──────── Items ────────
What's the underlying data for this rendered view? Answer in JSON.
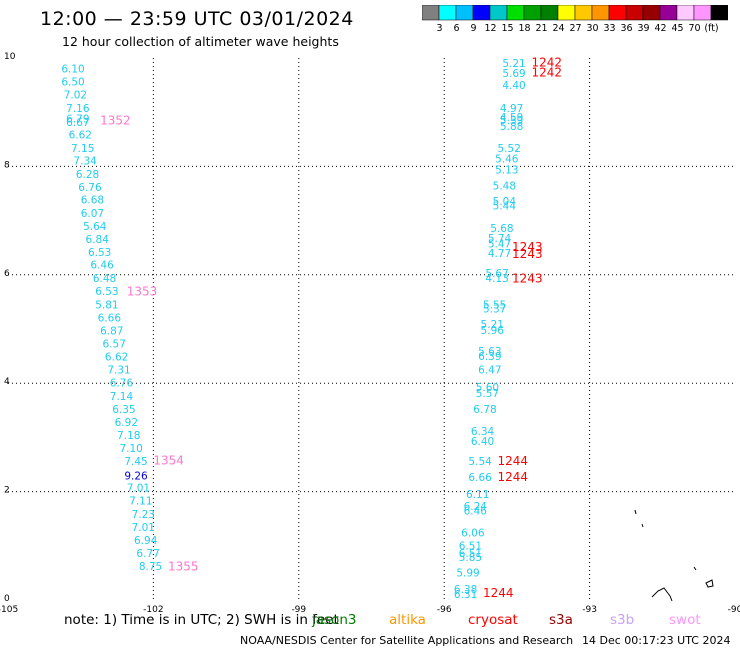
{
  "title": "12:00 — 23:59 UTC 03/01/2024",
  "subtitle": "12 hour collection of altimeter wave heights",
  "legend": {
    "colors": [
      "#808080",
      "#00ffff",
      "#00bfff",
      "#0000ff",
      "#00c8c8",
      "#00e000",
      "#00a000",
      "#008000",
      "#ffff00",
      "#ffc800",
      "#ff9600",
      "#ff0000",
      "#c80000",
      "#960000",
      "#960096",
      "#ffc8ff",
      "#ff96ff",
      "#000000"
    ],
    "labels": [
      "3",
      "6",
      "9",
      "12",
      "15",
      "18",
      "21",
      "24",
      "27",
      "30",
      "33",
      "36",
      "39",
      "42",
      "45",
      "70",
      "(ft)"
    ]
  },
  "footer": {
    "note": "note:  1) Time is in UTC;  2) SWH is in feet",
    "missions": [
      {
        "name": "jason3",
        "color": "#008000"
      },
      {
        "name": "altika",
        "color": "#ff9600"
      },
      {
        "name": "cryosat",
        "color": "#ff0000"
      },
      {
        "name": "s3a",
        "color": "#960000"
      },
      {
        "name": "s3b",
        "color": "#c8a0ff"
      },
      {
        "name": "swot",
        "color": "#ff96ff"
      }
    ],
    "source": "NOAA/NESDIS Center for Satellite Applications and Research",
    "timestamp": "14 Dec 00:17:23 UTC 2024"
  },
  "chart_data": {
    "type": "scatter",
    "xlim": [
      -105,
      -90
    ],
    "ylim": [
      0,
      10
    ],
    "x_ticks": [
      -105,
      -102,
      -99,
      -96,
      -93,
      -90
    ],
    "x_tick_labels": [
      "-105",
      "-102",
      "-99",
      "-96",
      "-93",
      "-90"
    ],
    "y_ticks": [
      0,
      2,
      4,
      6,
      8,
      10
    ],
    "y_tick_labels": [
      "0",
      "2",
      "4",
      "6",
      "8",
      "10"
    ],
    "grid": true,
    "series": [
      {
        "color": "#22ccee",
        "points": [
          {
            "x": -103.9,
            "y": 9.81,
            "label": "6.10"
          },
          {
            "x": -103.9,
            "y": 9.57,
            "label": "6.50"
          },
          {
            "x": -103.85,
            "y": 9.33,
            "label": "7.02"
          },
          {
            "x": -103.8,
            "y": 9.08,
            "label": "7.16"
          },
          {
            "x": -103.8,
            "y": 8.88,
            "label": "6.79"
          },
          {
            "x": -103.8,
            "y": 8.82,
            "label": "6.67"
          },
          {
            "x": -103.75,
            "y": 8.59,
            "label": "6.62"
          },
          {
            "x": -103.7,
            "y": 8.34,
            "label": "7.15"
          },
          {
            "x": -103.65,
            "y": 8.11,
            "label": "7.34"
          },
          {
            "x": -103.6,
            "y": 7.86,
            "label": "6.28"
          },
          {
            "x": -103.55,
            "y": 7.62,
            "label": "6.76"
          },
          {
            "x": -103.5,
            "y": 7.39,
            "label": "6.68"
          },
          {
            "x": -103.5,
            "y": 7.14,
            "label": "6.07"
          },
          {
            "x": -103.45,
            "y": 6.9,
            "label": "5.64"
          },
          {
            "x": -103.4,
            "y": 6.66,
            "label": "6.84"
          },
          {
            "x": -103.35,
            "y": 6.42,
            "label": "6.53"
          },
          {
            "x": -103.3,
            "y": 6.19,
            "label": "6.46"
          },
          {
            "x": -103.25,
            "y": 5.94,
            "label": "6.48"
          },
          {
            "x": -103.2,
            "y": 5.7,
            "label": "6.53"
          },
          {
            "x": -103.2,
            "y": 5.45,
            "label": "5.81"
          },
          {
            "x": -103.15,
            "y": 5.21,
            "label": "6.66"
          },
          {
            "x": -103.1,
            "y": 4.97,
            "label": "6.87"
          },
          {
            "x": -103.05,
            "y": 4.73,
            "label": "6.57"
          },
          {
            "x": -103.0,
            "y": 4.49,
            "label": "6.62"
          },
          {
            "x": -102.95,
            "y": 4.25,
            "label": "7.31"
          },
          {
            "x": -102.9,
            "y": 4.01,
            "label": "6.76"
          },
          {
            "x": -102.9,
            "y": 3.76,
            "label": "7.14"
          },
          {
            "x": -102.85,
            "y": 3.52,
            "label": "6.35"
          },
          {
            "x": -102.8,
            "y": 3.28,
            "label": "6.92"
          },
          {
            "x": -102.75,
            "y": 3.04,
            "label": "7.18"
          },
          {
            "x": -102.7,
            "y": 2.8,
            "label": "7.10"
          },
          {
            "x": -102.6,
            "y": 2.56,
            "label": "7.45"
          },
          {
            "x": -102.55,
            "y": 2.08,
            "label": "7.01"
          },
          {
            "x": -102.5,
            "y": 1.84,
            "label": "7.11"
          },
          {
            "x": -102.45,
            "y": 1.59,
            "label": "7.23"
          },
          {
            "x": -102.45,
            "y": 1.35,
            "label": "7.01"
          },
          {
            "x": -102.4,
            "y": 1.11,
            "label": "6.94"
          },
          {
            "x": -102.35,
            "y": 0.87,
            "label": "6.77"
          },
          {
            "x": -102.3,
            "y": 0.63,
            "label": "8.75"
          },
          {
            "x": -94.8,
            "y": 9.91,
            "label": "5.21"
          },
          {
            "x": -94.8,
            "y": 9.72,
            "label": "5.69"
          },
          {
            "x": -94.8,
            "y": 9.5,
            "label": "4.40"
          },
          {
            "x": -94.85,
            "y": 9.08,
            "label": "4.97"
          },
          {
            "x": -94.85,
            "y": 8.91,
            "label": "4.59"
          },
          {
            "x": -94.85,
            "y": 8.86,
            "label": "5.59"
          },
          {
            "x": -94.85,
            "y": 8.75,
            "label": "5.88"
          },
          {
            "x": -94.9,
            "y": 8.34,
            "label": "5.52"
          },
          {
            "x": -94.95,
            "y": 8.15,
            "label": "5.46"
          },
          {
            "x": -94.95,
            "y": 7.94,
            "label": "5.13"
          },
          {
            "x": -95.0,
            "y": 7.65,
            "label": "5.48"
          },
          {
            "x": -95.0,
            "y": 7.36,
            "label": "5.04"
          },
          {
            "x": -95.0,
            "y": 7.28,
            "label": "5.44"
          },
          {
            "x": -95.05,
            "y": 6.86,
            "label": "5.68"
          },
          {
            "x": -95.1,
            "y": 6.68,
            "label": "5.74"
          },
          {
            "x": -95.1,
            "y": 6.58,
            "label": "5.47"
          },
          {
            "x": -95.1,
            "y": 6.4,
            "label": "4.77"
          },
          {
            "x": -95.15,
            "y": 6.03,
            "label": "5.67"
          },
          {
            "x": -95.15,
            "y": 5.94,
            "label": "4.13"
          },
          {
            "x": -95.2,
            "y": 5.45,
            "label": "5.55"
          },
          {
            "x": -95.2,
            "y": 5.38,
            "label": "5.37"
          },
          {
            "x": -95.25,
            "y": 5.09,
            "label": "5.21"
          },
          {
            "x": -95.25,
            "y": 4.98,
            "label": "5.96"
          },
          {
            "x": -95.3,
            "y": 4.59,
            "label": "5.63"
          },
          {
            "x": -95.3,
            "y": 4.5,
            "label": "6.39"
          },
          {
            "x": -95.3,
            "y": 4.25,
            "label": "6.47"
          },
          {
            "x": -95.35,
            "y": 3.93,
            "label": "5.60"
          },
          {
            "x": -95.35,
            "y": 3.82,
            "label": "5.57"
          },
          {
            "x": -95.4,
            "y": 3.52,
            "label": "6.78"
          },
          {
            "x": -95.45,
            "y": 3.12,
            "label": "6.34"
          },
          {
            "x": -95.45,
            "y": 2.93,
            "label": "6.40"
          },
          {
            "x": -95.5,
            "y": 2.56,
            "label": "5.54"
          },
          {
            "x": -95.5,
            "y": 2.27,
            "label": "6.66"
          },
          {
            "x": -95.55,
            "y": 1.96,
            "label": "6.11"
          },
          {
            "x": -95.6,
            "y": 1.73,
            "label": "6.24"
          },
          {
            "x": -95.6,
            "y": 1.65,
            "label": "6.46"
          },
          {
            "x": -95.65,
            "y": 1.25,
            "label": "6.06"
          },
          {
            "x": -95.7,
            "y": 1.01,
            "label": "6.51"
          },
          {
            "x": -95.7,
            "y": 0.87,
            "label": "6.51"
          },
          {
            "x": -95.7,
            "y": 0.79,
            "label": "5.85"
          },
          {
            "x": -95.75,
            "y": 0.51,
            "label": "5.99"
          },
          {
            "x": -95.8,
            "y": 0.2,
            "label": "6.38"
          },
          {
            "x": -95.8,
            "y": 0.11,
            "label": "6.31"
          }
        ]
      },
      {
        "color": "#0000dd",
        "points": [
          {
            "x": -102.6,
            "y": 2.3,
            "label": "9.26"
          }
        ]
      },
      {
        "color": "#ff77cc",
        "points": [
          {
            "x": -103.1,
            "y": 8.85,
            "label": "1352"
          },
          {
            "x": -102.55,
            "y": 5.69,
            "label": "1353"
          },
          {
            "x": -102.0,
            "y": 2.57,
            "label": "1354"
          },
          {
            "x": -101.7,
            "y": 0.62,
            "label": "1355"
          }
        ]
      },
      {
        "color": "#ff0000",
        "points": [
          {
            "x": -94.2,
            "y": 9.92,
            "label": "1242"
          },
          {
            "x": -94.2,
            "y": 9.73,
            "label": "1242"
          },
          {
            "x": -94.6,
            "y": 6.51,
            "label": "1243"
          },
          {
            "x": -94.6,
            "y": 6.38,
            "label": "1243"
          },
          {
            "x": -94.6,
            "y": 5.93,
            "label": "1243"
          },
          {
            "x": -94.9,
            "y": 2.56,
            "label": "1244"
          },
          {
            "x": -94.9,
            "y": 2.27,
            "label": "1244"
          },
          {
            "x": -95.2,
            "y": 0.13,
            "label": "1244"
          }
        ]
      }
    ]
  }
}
────────
### Task to complete
Above are entries; state the number of lines among them that contain "name", and nothing else.

### Full output
6